Saved data entries
Begin
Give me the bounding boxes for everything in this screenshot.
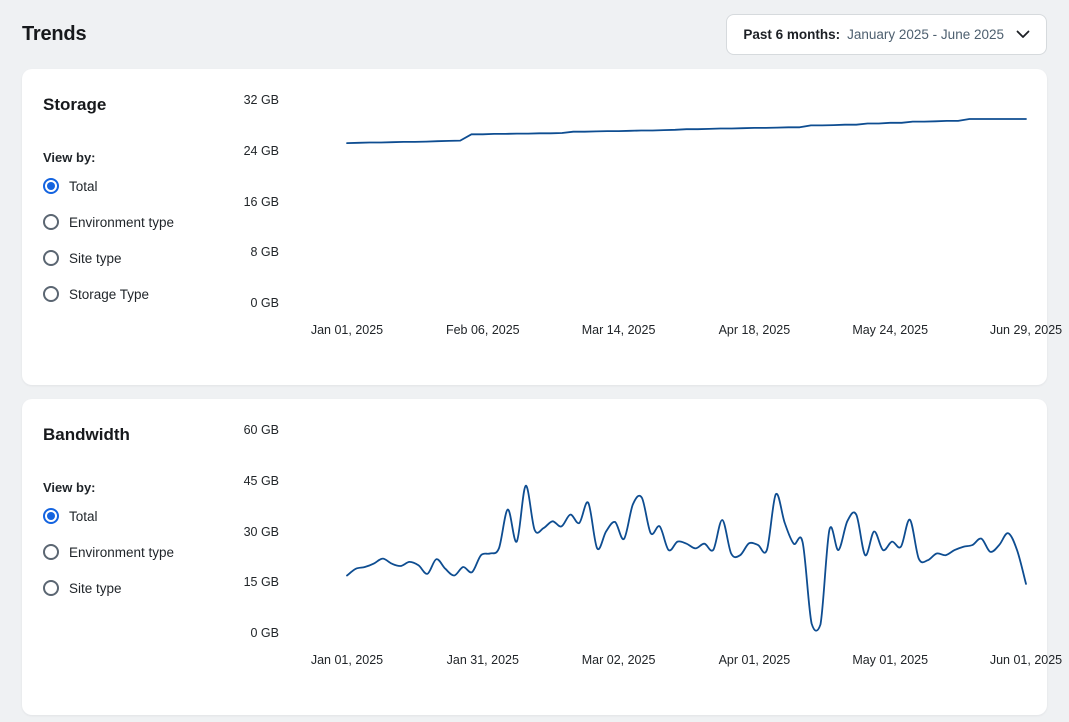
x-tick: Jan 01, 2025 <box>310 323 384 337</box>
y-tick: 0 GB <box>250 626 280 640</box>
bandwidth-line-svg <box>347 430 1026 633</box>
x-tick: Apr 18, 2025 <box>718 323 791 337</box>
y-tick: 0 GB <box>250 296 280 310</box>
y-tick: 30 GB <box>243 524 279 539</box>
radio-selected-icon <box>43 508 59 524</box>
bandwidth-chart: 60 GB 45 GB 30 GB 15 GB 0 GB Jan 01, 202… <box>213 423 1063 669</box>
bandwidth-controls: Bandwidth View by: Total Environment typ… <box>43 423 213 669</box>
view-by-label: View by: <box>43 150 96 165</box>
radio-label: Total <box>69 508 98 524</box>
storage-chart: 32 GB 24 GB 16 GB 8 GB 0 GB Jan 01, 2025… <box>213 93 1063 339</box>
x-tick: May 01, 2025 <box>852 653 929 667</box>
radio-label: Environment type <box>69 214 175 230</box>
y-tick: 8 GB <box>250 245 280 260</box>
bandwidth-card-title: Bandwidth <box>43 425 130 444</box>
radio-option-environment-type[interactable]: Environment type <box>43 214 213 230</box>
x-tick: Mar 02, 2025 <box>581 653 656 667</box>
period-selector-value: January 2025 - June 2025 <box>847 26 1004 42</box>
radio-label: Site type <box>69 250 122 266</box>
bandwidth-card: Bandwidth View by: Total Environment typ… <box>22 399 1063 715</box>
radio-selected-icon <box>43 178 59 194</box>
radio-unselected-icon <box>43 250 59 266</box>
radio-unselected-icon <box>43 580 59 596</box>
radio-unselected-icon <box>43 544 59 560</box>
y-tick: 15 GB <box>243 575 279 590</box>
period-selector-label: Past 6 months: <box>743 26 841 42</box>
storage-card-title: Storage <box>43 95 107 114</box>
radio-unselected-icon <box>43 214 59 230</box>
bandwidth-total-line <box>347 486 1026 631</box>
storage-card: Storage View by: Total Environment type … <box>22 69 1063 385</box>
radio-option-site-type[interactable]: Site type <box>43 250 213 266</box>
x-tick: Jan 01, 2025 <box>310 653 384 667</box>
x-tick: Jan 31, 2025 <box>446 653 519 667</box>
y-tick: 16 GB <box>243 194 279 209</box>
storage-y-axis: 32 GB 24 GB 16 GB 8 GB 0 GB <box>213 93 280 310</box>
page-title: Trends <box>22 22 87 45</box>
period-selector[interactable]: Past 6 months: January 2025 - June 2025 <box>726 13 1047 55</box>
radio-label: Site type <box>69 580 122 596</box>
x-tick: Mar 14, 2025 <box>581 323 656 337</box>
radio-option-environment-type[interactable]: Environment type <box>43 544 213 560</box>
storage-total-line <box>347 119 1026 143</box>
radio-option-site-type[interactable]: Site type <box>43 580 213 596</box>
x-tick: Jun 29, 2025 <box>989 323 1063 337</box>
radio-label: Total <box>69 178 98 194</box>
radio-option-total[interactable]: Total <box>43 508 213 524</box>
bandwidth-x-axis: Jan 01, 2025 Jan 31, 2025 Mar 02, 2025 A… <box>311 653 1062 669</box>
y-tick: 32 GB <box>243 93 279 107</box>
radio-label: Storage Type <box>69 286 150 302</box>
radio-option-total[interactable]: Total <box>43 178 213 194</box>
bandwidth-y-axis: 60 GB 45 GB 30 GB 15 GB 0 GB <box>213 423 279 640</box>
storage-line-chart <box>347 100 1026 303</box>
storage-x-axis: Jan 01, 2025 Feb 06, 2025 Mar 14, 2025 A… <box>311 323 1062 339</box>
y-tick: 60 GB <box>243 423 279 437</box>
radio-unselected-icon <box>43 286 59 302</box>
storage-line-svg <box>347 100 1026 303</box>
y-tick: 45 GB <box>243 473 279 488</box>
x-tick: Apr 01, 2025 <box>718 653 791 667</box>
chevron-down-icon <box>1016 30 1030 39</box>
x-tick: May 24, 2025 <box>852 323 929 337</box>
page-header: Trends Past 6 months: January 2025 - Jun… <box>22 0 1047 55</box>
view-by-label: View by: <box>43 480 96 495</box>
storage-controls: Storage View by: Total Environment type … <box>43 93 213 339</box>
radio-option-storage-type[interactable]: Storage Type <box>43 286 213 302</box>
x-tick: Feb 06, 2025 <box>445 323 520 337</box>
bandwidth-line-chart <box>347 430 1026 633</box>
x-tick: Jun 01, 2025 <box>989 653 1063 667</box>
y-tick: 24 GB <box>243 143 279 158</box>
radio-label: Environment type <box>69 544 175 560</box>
End
Begin
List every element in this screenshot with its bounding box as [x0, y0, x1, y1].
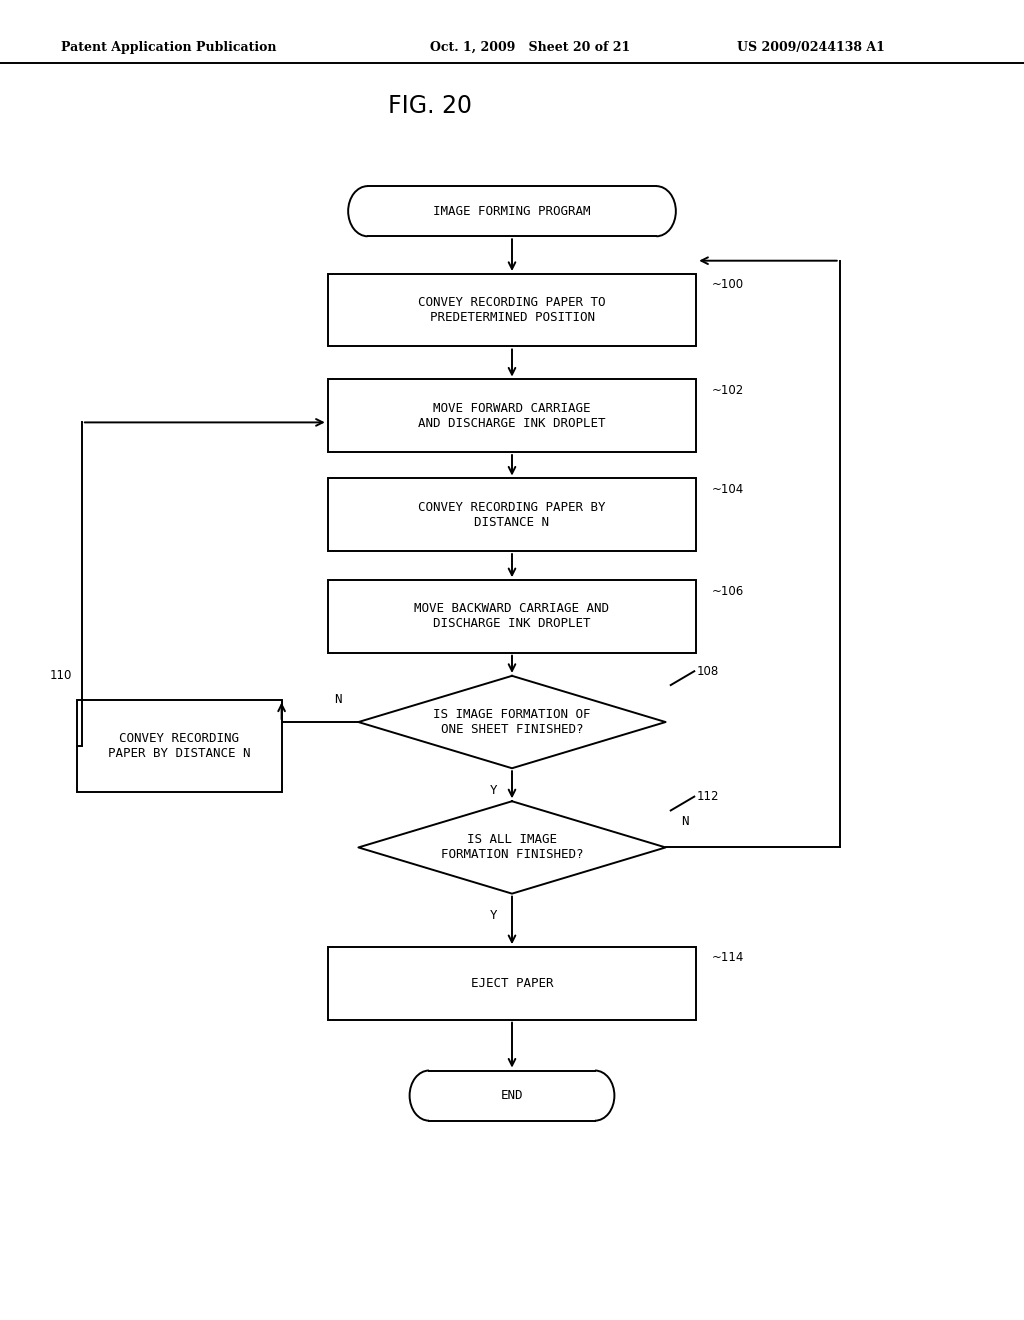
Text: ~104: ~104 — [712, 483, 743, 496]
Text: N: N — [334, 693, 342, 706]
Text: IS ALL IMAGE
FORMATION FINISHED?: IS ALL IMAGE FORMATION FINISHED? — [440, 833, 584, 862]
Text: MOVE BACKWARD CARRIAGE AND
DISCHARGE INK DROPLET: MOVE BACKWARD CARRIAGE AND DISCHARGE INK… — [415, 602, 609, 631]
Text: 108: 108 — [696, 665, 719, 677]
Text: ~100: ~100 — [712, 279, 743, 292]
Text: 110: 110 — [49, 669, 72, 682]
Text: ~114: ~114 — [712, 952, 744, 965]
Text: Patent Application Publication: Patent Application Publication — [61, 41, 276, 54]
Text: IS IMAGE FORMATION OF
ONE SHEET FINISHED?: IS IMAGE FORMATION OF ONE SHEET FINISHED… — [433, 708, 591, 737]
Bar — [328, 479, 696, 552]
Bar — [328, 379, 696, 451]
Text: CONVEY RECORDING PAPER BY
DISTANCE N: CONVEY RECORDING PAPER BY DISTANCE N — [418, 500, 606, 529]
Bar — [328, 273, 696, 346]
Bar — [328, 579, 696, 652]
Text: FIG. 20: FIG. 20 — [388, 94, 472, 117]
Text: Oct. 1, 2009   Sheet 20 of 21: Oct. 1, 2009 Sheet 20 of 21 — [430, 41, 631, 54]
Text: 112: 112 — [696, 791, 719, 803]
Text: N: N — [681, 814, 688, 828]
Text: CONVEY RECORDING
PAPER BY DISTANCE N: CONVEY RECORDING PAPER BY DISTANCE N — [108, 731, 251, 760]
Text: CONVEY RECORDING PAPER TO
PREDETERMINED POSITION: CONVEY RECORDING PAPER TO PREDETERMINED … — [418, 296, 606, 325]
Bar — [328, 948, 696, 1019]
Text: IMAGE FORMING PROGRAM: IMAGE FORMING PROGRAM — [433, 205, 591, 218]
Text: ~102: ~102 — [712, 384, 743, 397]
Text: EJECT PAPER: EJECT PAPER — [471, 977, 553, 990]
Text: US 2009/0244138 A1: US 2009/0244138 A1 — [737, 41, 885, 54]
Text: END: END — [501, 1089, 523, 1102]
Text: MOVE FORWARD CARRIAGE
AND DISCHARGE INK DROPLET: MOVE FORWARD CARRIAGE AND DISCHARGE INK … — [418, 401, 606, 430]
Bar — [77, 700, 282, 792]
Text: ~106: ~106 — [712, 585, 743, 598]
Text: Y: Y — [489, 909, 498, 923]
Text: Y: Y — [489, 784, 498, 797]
End
Output the data above without any change, beginning at the line that contains "Text: ~104: ~104 — [712, 483, 743, 496]" and ending after the line that contains "Text: 110: 110 — [49, 669, 72, 682]".

- _Complete output_:
Text: ~104: ~104 — [712, 483, 743, 496]
Text: N: N — [334, 693, 342, 706]
Text: IS ALL IMAGE
FORMATION FINISHED?: IS ALL IMAGE FORMATION FINISHED? — [440, 833, 584, 862]
Text: MOVE BACKWARD CARRIAGE AND
DISCHARGE INK DROPLET: MOVE BACKWARD CARRIAGE AND DISCHARGE INK… — [415, 602, 609, 631]
Text: 108: 108 — [696, 665, 719, 677]
Text: ~100: ~100 — [712, 279, 743, 292]
Text: 110: 110 — [49, 669, 72, 682]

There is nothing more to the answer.